■ **Entries**
----

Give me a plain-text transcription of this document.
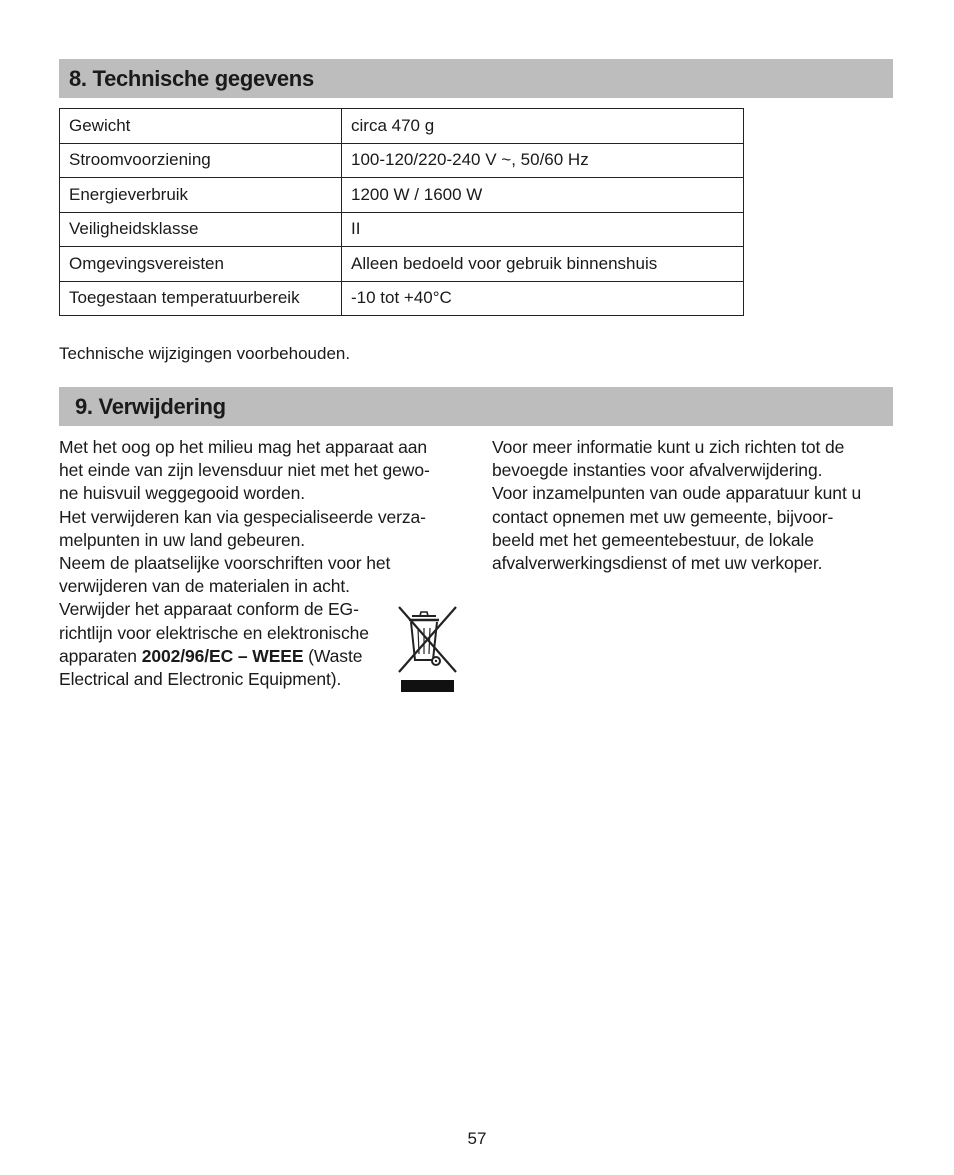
8. Technische gegevens
Gewicht	circa 470 g
Stroomvoorziening	100-120/220-240 V ~, 50/60 Hz
Energieverbruik	1200 W / 1600 W
Veiligheidsklasse	II
Omgevingsvereisten	Alleen bedoeld voor gebruik binnenshuis
Toegestaan temperatuurbereik	-10 tot +40°C
Technische wijzigingen voorbehouden.
9. Verwijdering
Met het oog op het milieu mag het apparaat aan
het einde van zijn levensduur niet met het gewo-
ne huisvuil weggegooid worden.
Het verwijderen kan via gespecialiseerde verza-
melpunten in uw land gebeuren.
Neem de plaatselijke voorschriften voor het
verwijderen van de materialen in acht.
Verwijder het apparaat conform de EG-
richtlijn voor elektrische en elektronische
apparaten 2002/96/EC – WEEE (Waste
Electrical and Electronic Equipment).
Voor meer informatie kunt u zich richten tot de
bevoegde instanties voor afvalverwijdering.
Voor inzamelpunten van oude apparatuur kunt u
contact opnemen met uw gemeente, bijvoor-
beeld met het gemeentebestuur, de lokale
afvalverwerkingsdienst of met uw verkoper.
57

----

■ **Request**
Leave the pictures out and copy the rest of the data exactly.

■ **Solution to this task**
Give me a plain-text transcription of this document.
8. Technische gegevens
Gewicht	circa 470 g
Stroomvoorziening	100-120/220-240 V ~, 50/60 Hz
Energieverbruik	1200 W / 1600 W
Veiligheidsklasse	II
Omgevingsvereisten	Alleen bedoeld voor gebruik binnenshuis
Toegestaan temperatuurbereik	-10 tot +40°C
Technische wijzigingen voorbehouden.
9. Verwijdering
Met het oog op het milieu mag het apparaat aan
het einde van zijn levensduur niet met het gewo-
ne huisvuil weggegooid worden.
Het verwijderen kan via gespecialiseerde verza-
melpunten in uw land gebeuren.
Neem de plaatselijke voorschriften voor het
verwijderen van de materialen in acht.
Verwijder het apparaat conform de EG-
richtlijn voor elektrische en elektronische
apparaten 2002/96/EC – WEEE (Waste
Electrical and Electronic Equipment).
Voor meer informatie kunt u zich richten tot de
bevoegde instanties voor afvalverwijdering.
Voor inzamelpunten van oude apparatuur kunt u
contact opnemen met uw gemeente, bijvoor-
beeld met het gemeentebestuur, de lokale
afvalverwerkingsdienst of met uw verkoper.
57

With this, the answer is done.